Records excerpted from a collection
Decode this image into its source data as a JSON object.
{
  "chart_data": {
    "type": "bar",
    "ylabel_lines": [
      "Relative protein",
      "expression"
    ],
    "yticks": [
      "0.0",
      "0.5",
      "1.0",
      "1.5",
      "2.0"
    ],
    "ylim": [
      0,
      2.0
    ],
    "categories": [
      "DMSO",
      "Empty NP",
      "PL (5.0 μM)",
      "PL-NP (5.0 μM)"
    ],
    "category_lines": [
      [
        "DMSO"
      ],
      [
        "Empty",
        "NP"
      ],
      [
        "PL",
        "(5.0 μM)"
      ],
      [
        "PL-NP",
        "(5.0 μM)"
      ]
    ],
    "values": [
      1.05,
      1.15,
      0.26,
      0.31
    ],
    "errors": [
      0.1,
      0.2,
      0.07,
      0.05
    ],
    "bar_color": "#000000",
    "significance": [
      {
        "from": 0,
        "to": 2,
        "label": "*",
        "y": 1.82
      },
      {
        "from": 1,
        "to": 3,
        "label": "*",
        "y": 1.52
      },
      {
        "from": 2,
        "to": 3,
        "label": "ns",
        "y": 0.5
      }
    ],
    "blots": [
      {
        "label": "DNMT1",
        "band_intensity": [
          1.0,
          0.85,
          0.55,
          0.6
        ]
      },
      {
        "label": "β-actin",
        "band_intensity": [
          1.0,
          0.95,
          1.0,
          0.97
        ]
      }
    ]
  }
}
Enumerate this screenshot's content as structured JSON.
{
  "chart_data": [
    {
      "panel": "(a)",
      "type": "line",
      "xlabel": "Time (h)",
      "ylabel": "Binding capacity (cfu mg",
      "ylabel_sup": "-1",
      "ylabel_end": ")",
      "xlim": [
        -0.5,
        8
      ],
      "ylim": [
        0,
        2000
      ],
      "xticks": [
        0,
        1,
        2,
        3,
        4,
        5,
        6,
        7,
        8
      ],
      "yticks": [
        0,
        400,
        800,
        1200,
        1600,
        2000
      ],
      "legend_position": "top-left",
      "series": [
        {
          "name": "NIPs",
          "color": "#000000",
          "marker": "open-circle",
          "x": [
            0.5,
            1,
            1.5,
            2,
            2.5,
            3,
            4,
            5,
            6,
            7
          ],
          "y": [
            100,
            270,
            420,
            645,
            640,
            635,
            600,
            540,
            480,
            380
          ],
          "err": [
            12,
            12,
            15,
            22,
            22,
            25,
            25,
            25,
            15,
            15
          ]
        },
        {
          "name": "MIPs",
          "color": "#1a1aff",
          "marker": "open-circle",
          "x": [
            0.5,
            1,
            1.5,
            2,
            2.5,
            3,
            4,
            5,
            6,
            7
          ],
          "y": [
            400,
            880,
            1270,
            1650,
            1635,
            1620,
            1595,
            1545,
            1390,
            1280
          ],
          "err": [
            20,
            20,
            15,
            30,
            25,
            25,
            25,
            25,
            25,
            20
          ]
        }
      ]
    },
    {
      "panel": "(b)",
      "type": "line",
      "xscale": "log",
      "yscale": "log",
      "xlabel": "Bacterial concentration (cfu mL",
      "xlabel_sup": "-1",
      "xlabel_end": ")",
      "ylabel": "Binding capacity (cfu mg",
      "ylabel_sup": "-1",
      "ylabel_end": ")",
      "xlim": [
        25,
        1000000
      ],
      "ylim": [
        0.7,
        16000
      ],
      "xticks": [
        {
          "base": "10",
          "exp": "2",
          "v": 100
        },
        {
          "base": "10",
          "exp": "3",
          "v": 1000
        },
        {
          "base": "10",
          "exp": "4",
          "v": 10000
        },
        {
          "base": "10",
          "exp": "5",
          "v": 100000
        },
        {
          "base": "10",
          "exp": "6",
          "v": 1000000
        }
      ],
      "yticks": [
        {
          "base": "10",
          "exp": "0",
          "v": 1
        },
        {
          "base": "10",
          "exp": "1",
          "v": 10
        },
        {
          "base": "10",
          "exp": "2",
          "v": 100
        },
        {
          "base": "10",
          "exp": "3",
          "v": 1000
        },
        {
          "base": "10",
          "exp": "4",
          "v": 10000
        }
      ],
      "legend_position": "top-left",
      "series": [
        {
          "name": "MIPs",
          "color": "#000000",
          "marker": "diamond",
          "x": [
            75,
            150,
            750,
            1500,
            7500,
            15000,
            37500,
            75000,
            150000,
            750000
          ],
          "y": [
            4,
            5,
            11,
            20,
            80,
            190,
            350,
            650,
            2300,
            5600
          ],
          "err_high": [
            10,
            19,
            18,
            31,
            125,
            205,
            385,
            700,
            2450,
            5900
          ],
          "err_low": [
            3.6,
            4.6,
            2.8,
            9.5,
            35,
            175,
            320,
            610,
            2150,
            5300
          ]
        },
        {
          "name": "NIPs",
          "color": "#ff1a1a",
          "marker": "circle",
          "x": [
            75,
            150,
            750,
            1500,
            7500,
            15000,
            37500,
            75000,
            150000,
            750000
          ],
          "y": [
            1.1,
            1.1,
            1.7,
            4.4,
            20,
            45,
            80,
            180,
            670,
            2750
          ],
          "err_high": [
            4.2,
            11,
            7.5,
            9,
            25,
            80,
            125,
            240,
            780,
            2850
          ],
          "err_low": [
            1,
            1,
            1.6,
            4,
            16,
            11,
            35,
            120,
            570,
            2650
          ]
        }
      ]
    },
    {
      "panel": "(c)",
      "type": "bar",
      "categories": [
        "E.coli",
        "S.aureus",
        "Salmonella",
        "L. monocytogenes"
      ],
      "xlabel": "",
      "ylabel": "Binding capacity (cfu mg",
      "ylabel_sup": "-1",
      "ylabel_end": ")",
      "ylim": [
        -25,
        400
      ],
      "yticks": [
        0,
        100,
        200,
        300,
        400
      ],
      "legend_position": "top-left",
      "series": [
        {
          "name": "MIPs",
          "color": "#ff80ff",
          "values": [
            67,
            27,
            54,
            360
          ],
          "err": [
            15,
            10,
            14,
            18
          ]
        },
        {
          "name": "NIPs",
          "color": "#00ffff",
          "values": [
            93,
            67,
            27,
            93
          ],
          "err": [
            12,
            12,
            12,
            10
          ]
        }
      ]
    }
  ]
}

◆ **EXERCISE DIRECTIONS**
Write the records out once more, exactly as shown.

◆ **ANSWER FOR THIS EXERCISE**
Decode this image into its source data as a JSON object.
{
  "chart_data": {
    "type": "bar",
    "ylabel_lines": [
      "Relative protein",
      "expression"
    ],
    "yticks": [
      "0.0",
      "0.5",
      "1.0",
      "1.5",
      "2.0"
    ],
    "ylim": [
      0,
      2.0
    ],
    "categories": [
      "DMSO",
      "Empty NP",
      "PL (5.0 μM)",
      "PL-NP (5.0 μM)"
    ],
    "category_lines": [
      [
        "DMSO"
      ],
      [
        "Empty",
        "NP"
      ],
      [
        "PL",
        "(5.0 μM)"
      ],
      [
        "PL-NP",
        "(5.0 μM)"
      ]
    ],
    "values": [
      1.05,
      1.15,
      0.26,
      0.31
    ],
    "errors": [
      0.1,
      0.2,
      0.07,
      0.05
    ],
    "bar_color": "#000000",
    "significance": [
      {
        "from": 0,
        "to": 2,
        "label": "*",
        "y": 1.82
      },
      {
        "from": 1,
        "to": 3,
        "label": "*",
        "y": 1.52
      },
      {
        "from": 2,
        "to": 3,
        "label": "ns",
        "y": 0.5
      }
    ],
    "blots": [
      {
        "label": "DNMT1",
        "band_intensity": [
          1.0,
          0.85,
          0.55,
          0.6
        ]
      },
      {
        "label": "β-actin",
        "band_intensity": [
          1.0,
          0.95,
          1.0,
          0.97
        ]
      }
    ]
  }
}
Enumerate this screenshot's content as structured JSON.
{
  "chart_data": [
    {
      "panel": "(a)",
      "type": "line",
      "xlabel": "Time (h)",
      "ylabel": "Binding capacity (cfu mg",
      "ylabel_sup": "-1",
      "ylabel_end": ")",
      "xlim": [
        -0.5,
        8
      ],
      "ylim": [
        0,
        2000
      ],
      "xticks": [
        0,
        1,
        2,
        3,
        4,
        5,
        6,
        7,
        8
      ],
      "yticks": [
        0,
        400,
        800,
        1200,
        1600,
        2000
      ],
      "legend_position": "top-left",
      "series": [
        {
          "name": "NIPs",
          "color": "#000000",
          "marker": "open-circle",
          "x": [
            0.5,
            1,
            1.5,
            2,
            2.5,
            3,
            4,
            5,
            6,
            7
          ],
          "y": [
            100,
            270,
            420,
            645,
            640,
            635,
            600,
            540,
            480,
            380
          ],
          "err": [
            12,
            12,
            15,
            22,
            22,
            25,
            25,
            25,
            15,
            15
          ]
        },
        {
          "name": "MIPs",
          "color": "#1a1aff",
          "marker": "open-circle",
          "x": [
            0.5,
            1,
            1.5,
            2,
            2.5,
            3,
            4,
            5,
            6,
            7
          ],
          "y": [
            400,
            880,
            1270,
            1650,
            1635,
            1620,
            1595,
            1545,
            1390,
            1280
          ],
          "err": [
            20,
            20,
            15,
            30,
            25,
            25,
            25,
            25,
            25,
            20
          ]
        }
      ]
    },
    {
      "panel": "(b)",
      "type": "line",
      "xscale": "log",
      "yscale": "log",
      "xlabel": "Bacterial concentration (cfu mL",
      "xlabel_sup": "-1",
      "xlabel_end": ")",
      "ylabel": "Binding capacity (cfu mg",
      "ylabel_sup": "-1",
      "ylabel_end": ")",
      "xlim": [
        25,
        1000000
      ],
      "ylim": [
        0.7,
        16000
      ],
      "xticks": [
        {
          "base": "10",
          "exp": "2",
          "v": 100
        },
        {
          "base": "10",
          "exp": "3",
          "v": 1000
        },
        {
          "base": "10",
          "exp": "4",
          "v": 10000
        },
        {
          "base": "10",
          "exp": "5",
          "v": 100000
        },
        {
          "base": "10",
          "exp": "6",
          "v": 1000000
        }
      ],
      "yticks": [
        {
          "base": "10",
          "exp": "0",
          "v": 1
        },
        {
          "base": "10",
          "exp": "1",
          "v": 10
        },
        {
          "base": "10",
          "exp": "2",
          "v": 100
        },
        {
          "base": "10",
          "exp": "3",
          "v": 1000
        },
        {
          "base": "10",
          "exp": "4",
          "v": 10000
        }
      ],
      "legend_position": "top-left",
      "series": [
        {
          "name": "MIPs",
          "color": "#000000",
          "marker": "diamond",
          "x": [
            75,
            150,
            750,
            1500,
            7500,
            15000,
            37500,
            75000,
            150000,
            750000
          ],
          "y": [
            4,
            5,
            11,
            20,
            80,
            190,
            350,
            650,
            2300,
            5600
          ],
          "err_high": [
            10,
            19,
            18,
            31,
            125,
            205,
            385,
            700,
            2450,
            5900
          ],
          "err_low": [
            3.6,
            4.6,
            2.8,
            9.5,
            35,
            175,
            320,
            610,
            2150,
            5300
          ]
        },
        {
          "name": "NIPs",
          "color": "#ff1a1a",
          "marker": "circle",
          "x": [
            75,
            150,
            750,
            1500,
            7500,
            15000,
            37500,
            75000,
            150000,
            750000
          ],
          "y": [
            1.1,
            1.1,
            1.7,
            4.4,
            20,
            45,
            80,
            180,
            670,
            2750
          ],
          "err_high": [
            4.2,
            11,
            7.5,
            9,
            25,
            80,
            125,
            240,
            780,
            2850
          ],
          "err_low": [
            1,
            1,
            1.6,
            4,
            16,
            11,
            35,
            120,
            570,
            2650
          ]
        }
      ]
    },
    {
      "panel": "(c)",
      "type": "bar",
      "categories": [
        "E.coli",
        "S.aureus",
        "Salmonella",
        "L. monocytogenes"
      ],
      "xlabel": "",
      "ylabel": "Binding capacity (cfu mg",
      "ylabel_sup": "-1",
      "ylabel_end": ")",
      "ylim": [
        -25,
        400
      ],
      "yticks": [
        0,
        100,
        200,
        300,
        400
      ],
      "legend_position": "top-left",
      "series": [
        {
          "name": "MIPs",
          "color": "#ff80ff",
          "values": [
            67,
            27,
            54,
            360
          ],
          "err": [
            15,
            10,
            14,
            18
          ]
        },
        {
          "name": "NIPs",
          "color": "#00ffff",
          "values": [
            93,
            67,
            27,
            93
          ],
          "err": [
            12,
            12,
            12,
            10
          ]
        }
      ]
    }
  ]
}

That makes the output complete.